→ Problem: Gather all lines containing the string "most" and copy them out.

→ Provided material:
· · · · ·

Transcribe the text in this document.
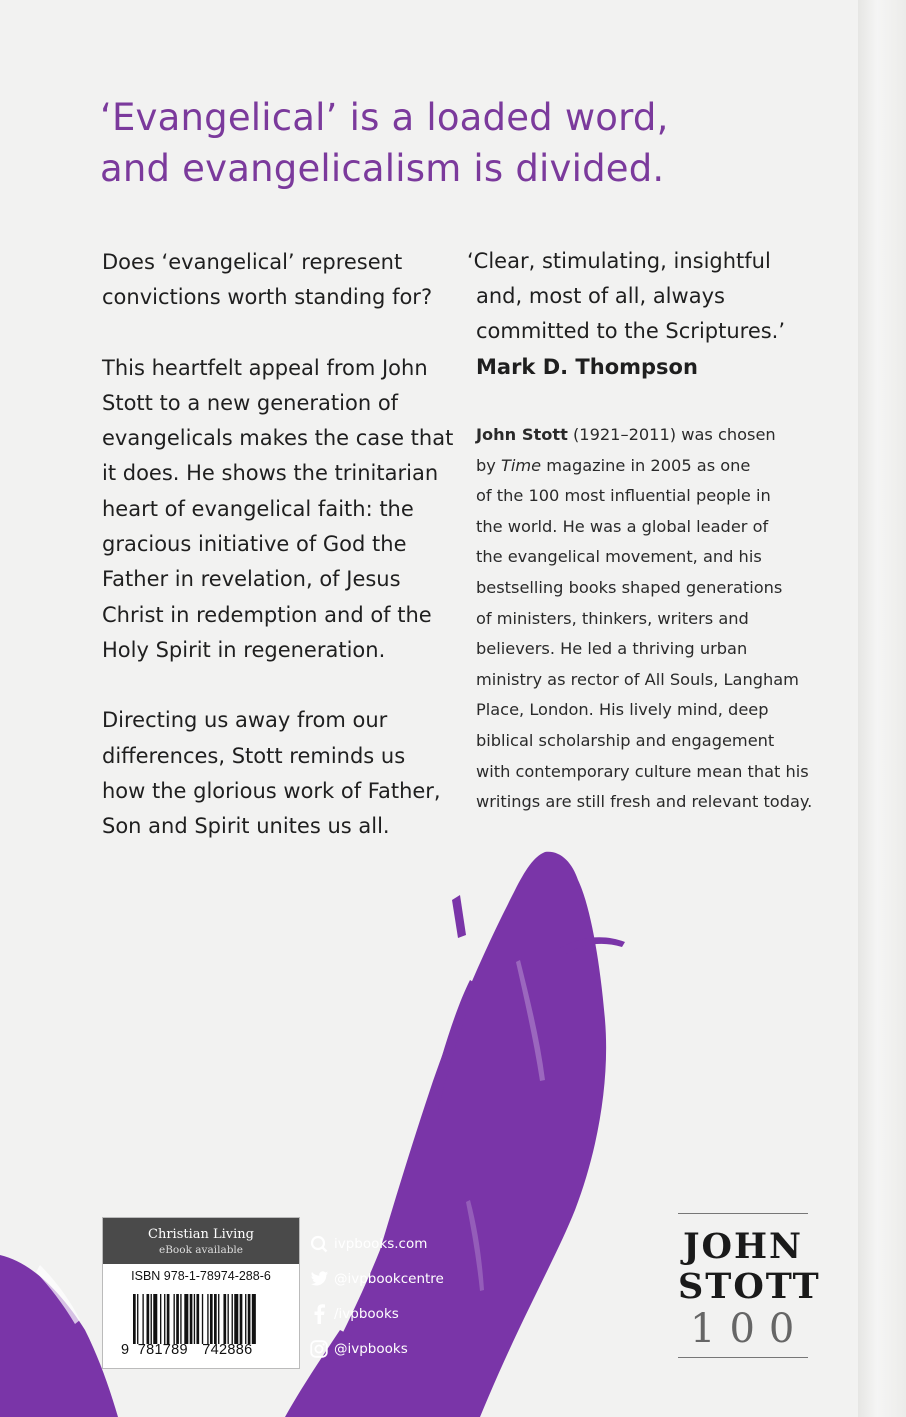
‘Evangelical’ is a loaded word,
and evangelicalism is divided.

Does ‘evangelical’ represent
convictions worth standing for?

This heartfelt appeal from John
Stott to a new generation of
evangelicals makes the case that
it does. He shows the trinitarian
heart of evangelical faith: the
gracious initiative of God the
Father in revelation, of Jesus
Christ in redemption and of the
Holy Spirit in regeneration.

Directing us away from our
differences, Stott reminds us
how the glorious work of Father,
Son and Spirit unites us all.

‘Clear, stimulating, insightful
and, most of all, always
committed to the Scriptures.’
Mark D. Thompson
John Stott (1921–2011) was chosen
by Time magazine in 2005 as one
of the 100 most influential people in
the world. He was a global leader of
the evangelical movement, and his
bestselling books shaped generations
of ministers, thinkers, writers and
believers. He led a thriving urban
ministry as rector of All Souls, Langham
Place, London. His lively mind, deep
biblical scholarship and engagement
with contemporary culture mean that his
writings are still fresh and relevant today.
Christian Living
eBook available
ISBN 978-1-78974-288-6
9 781789 742886
ivpbooks.com
@ivpbookcentre
/ivpbooks
@ivpbooks
JOHN
STOTT
100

· · · · ·

→ Task answer:
and, most of all, always
of the 100 most influential people in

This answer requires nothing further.